# Given request
Each entry below should be echoed exactly, with pictures omitted.

# Task data
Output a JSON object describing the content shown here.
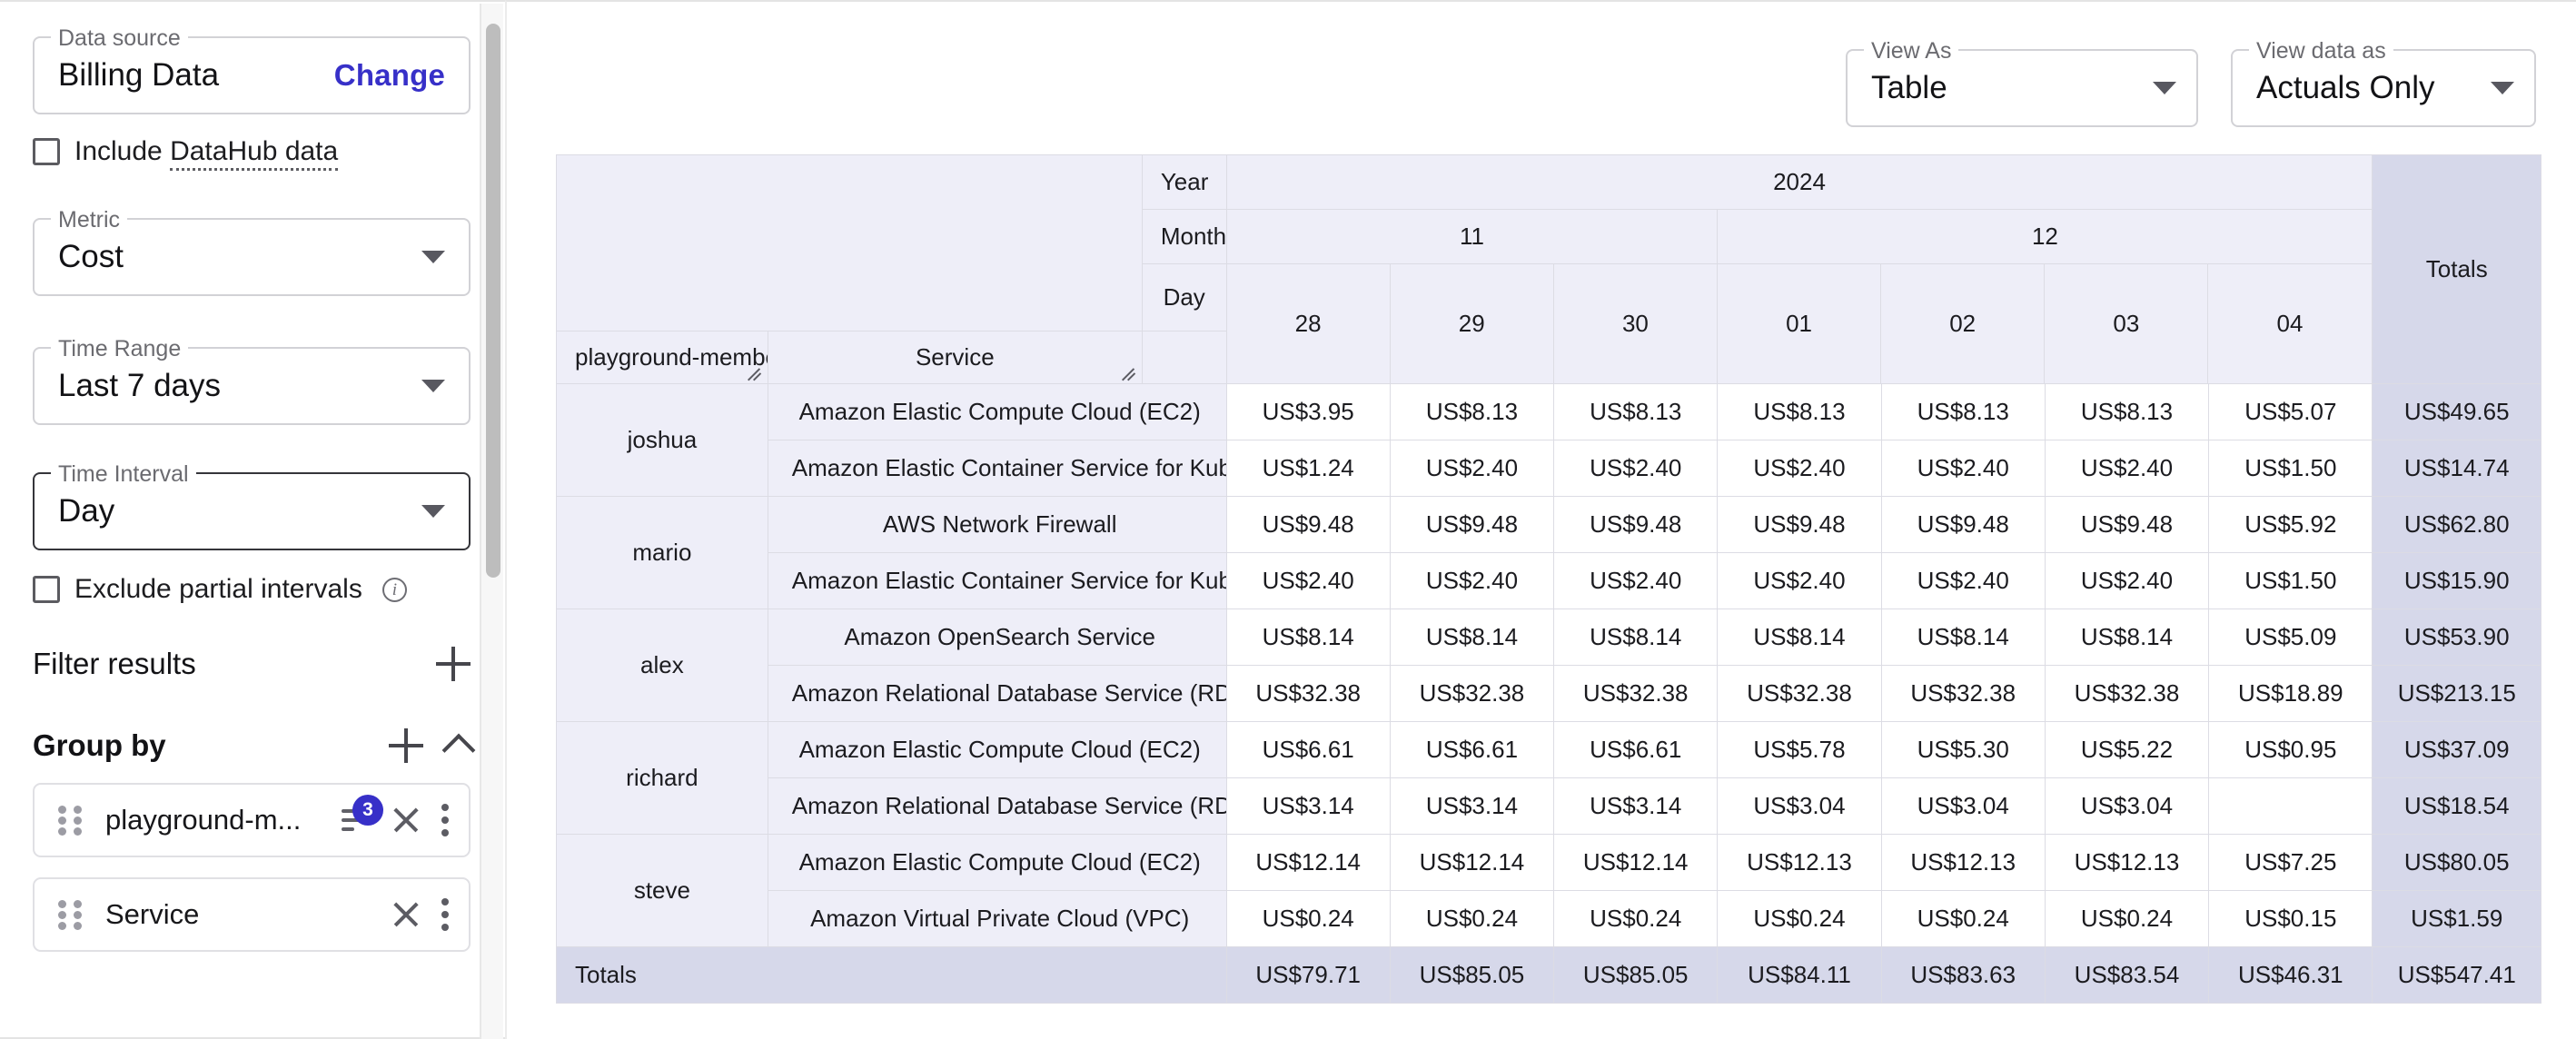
{
  "sidebar": {
    "data_source": {
      "legend": "Data source",
      "value": "Billing Data",
      "action": "Change"
    },
    "include_datahub": {
      "label_prefix": "Include ",
      "label_link": "DataHub data"
    },
    "metric": {
      "legend": "Metric",
      "value": "Cost"
    },
    "time_range": {
      "legend": "Time Range",
      "value": "Last 7 days"
    },
    "time_interval": {
      "legend": "Time Interval",
      "value": "Day"
    },
    "exclude_partial": {
      "label": "Exclude partial intervals",
      "info": "i"
    },
    "filter_results": {
      "title": "Filter results"
    },
    "group_by": {
      "title": "Group by",
      "items": [
        {
          "label": "playground-m...",
          "badge": "3",
          "has_filter": true
        },
        {
          "label": "Service",
          "badge": "",
          "has_filter": false
        }
      ]
    }
  },
  "toolbar": {
    "view_as": {
      "legend": "View As",
      "value": "Table"
    },
    "view_data_as": {
      "legend": "View data as",
      "value": "Actuals Only"
    }
  },
  "table": {
    "axis_labels": {
      "year": "Year",
      "month": "Month",
      "day": "Day"
    },
    "row_dims": [
      "playground-member",
      "Service"
    ],
    "years": [
      {
        "label": "2024",
        "span": 7
      }
    ],
    "months": [
      {
        "label": "11",
        "span": 3
      },
      {
        "label": "12",
        "span": 4
      }
    ],
    "days": [
      "28",
      "29",
      "30",
      "01",
      "02",
      "03",
      "04"
    ],
    "totals_header": "Totals",
    "totals_row_label": "Totals",
    "groups": [
      {
        "member": "joshua",
        "rows": [
          {
            "service": "Amazon Elastic Compute Cloud (EC2)",
            "values": [
              "US$3.95",
              "US$8.13",
              "US$8.13",
              "US$8.13",
              "US$8.13",
              "US$8.13",
              "US$5.07"
            ],
            "total": "US$49.65"
          },
          {
            "service": "Amazon Elastic Container Service for Kub...",
            "values": [
              "US$1.24",
              "US$2.40",
              "US$2.40",
              "US$2.40",
              "US$2.40",
              "US$2.40",
              "US$1.50"
            ],
            "total": "US$14.74"
          }
        ]
      },
      {
        "member": "mario",
        "rows": [
          {
            "service": "AWS Network Firewall",
            "values": [
              "US$9.48",
              "US$9.48",
              "US$9.48",
              "US$9.48",
              "US$9.48",
              "US$9.48",
              "US$5.92"
            ],
            "total": "US$62.80"
          },
          {
            "service": "Amazon Elastic Container Service for Kub...",
            "values": [
              "US$2.40",
              "US$2.40",
              "US$2.40",
              "US$2.40",
              "US$2.40",
              "US$2.40",
              "US$1.50"
            ],
            "total": "US$15.90"
          }
        ]
      },
      {
        "member": "alex",
        "rows": [
          {
            "service": "Amazon OpenSearch Service",
            "values": [
              "US$8.14",
              "US$8.14",
              "US$8.14",
              "US$8.14",
              "US$8.14",
              "US$8.14",
              "US$5.09"
            ],
            "total": "US$53.90"
          },
          {
            "service": "Amazon Relational Database Service (RDS)",
            "values": [
              "US$32.38",
              "US$32.38",
              "US$32.38",
              "US$32.38",
              "US$32.38",
              "US$32.38",
              "US$18.89"
            ],
            "total": "US$213.15"
          }
        ]
      },
      {
        "member": "richard",
        "rows": [
          {
            "service": "Amazon Elastic Compute Cloud (EC2)",
            "values": [
              "US$6.61",
              "US$6.61",
              "US$6.61",
              "US$5.78",
              "US$5.30",
              "US$5.22",
              "US$0.95"
            ],
            "total": "US$37.09"
          },
          {
            "service": "Amazon Relational Database Service (RDS)",
            "values": [
              "US$3.14",
              "US$3.14",
              "US$3.14",
              "US$3.04",
              "US$3.04",
              "US$3.04",
              ""
            ],
            "total": "US$18.54"
          }
        ]
      },
      {
        "member": "steve",
        "rows": [
          {
            "service": "Amazon Elastic Compute Cloud (EC2)",
            "values": [
              "US$12.14",
              "US$12.14",
              "US$12.14",
              "US$12.13",
              "US$12.13",
              "US$12.13",
              "US$7.25"
            ],
            "total": "US$80.05"
          },
          {
            "service": "Amazon Virtual Private Cloud (VPC)",
            "values": [
              "US$0.24",
              "US$0.24",
              "US$0.24",
              "US$0.24",
              "US$0.24",
              "US$0.24",
              "US$0.15"
            ],
            "total": "US$1.59"
          }
        ]
      }
    ],
    "totals_values": [
      "US$79.71",
      "US$85.05",
      "US$85.05",
      "US$84.11",
      "US$83.63",
      "US$83.54",
      "US$46.31"
    ],
    "grand_total": "US$547.41"
  },
  "colors": {
    "accent": "#3730c8",
    "header_bg": "#eeeef8",
    "totals_bg": "#d6d8ea",
    "border": "#dcdce4"
  }
}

# Answer to the exercise
Output a JSON object describing the content shown here.
{
  "sidebar": {
    "data_source": {
      "legend": "Data source",
      "value": "Billing Data",
      "action": "Change"
    },
    "include_datahub": {
      "label_prefix": "Include ",
      "label_link": "DataHub data"
    },
    "metric": {
      "legend": "Metric",
      "value": "Cost"
    },
    "time_range": {
      "legend": "Time Range",
      "value": "Last 7 days"
    },
    "time_interval": {
      "legend": "Time Interval",
      "value": "Day"
    },
    "exclude_partial": {
      "label": "Exclude partial intervals",
      "info": "i"
    },
    "filter_results": {
      "title": "Filter results"
    },
    "group_by": {
      "title": "Group by",
      "items": [
        {
          "label": "playground-m...",
          "badge": "3",
          "has_filter": true
        },
        {
          "label": "Service",
          "badge": "",
          "has_filter": false
        }
      ]
    }
  },
  "toolbar": {
    "view_as": {
      "legend": "View As",
      "value": "Table"
    },
    "view_data_as": {
      "legend": "View data as",
      "value": "Actuals Only"
    }
  },
  "table": {
    "axis_labels": {
      "year": "Year",
      "month": "Month",
      "day": "Day"
    },
    "row_dims": [
      "playground-member",
      "Service"
    ],
    "years": [
      {
        "label": "2024",
        "span": 7
      }
    ],
    "months": [
      {
        "label": "11",
        "span": 3
      },
      {
        "label": "12",
        "span": 4
      }
    ],
    "days": [
      "28",
      "29",
      "30",
      "01",
      "02",
      "03",
      "04"
    ],
    "totals_header": "Totals",
    "totals_row_label": "Totals",
    "groups": [
      {
        "member": "joshua",
        "rows": [
          {
            "service": "Amazon Elastic Compute Cloud (EC2)",
            "values": [
              "US$3.95",
              "US$8.13",
              "US$8.13",
              "US$8.13",
              "US$8.13",
              "US$8.13",
              "US$5.07"
            ],
            "total": "US$49.65"
          },
          {
            "service": "Amazon Elastic Container Service for Kub...",
            "values": [
              "US$1.24",
              "US$2.40",
              "US$2.40",
              "US$2.40",
              "US$2.40",
              "US$2.40",
              "US$1.50"
            ],
            "total": "US$14.74"
          }
        ]
      },
      {
        "member": "mario",
        "rows": [
          {
            "service": "AWS Network Firewall",
            "values": [
              "US$9.48",
              "US$9.48",
              "US$9.48",
              "US$9.48",
              "US$9.48",
              "US$9.48",
              "US$5.92"
            ],
            "total": "US$62.80"
          },
          {
            "service": "Amazon Elastic Container Service for Kub...",
            "values": [
              "US$2.40",
              "US$2.40",
              "US$2.40",
              "US$2.40",
              "US$2.40",
              "US$2.40",
              "US$1.50"
            ],
            "total": "US$15.90"
          }
        ]
      },
      {
        "member": "alex",
        "rows": [
          {
            "service": "Amazon OpenSearch Service",
            "values": [
              "US$8.14",
              "US$8.14",
              "US$8.14",
              "US$8.14",
              "US$8.14",
              "US$8.14",
              "US$5.09"
            ],
            "total": "US$53.90"
          },
          {
            "service": "Amazon Relational Database Service (RDS)",
            "values": [
              "US$32.38",
              "US$32.38",
              "US$32.38",
              "US$32.38",
              "US$32.38",
              "US$32.38",
              "US$18.89"
            ],
            "total": "US$213.15"
          }
        ]
      },
      {
        "member": "richard",
        "rows": [
          {
            "service": "Amazon Elastic Compute Cloud (EC2)",
            "values": [
              "US$6.61",
              "US$6.61",
              "US$6.61",
              "US$5.78",
              "US$5.30",
              "US$5.22",
              "US$0.95"
            ],
            "total": "US$37.09"
          },
          {
            "service": "Amazon Relational Database Service (RDS)",
            "values": [
              "US$3.14",
              "US$3.14",
              "US$3.14",
              "US$3.04",
              "US$3.04",
              "US$3.04",
              ""
            ],
            "total": "US$18.54"
          }
        ]
      },
      {
        "member": "steve",
        "rows": [
          {
            "service": "Amazon Elastic Compute Cloud (EC2)",
            "values": [
              "US$12.14",
              "US$12.14",
              "US$12.14",
              "US$12.13",
              "US$12.13",
              "US$12.13",
              "US$7.25"
            ],
            "total": "US$80.05"
          },
          {
            "service": "Amazon Virtual Private Cloud (VPC)",
            "values": [
              "US$0.24",
              "US$0.24",
              "US$0.24",
              "US$0.24",
              "US$0.24",
              "US$0.24",
              "US$0.15"
            ],
            "total": "US$1.59"
          }
        ]
      }
    ],
    "totals_values": [
      "US$79.71",
      "US$85.05",
      "US$85.05",
      "US$84.11",
      "US$83.63",
      "US$83.54",
      "US$46.31"
    ],
    "grand_total": "US$547.41"
  },
  "colors": {
    "accent": "#3730c8",
    "header_bg": "#eeeef8",
    "totals_bg": "#d6d8ea",
    "border": "#dcdce4"
  }
}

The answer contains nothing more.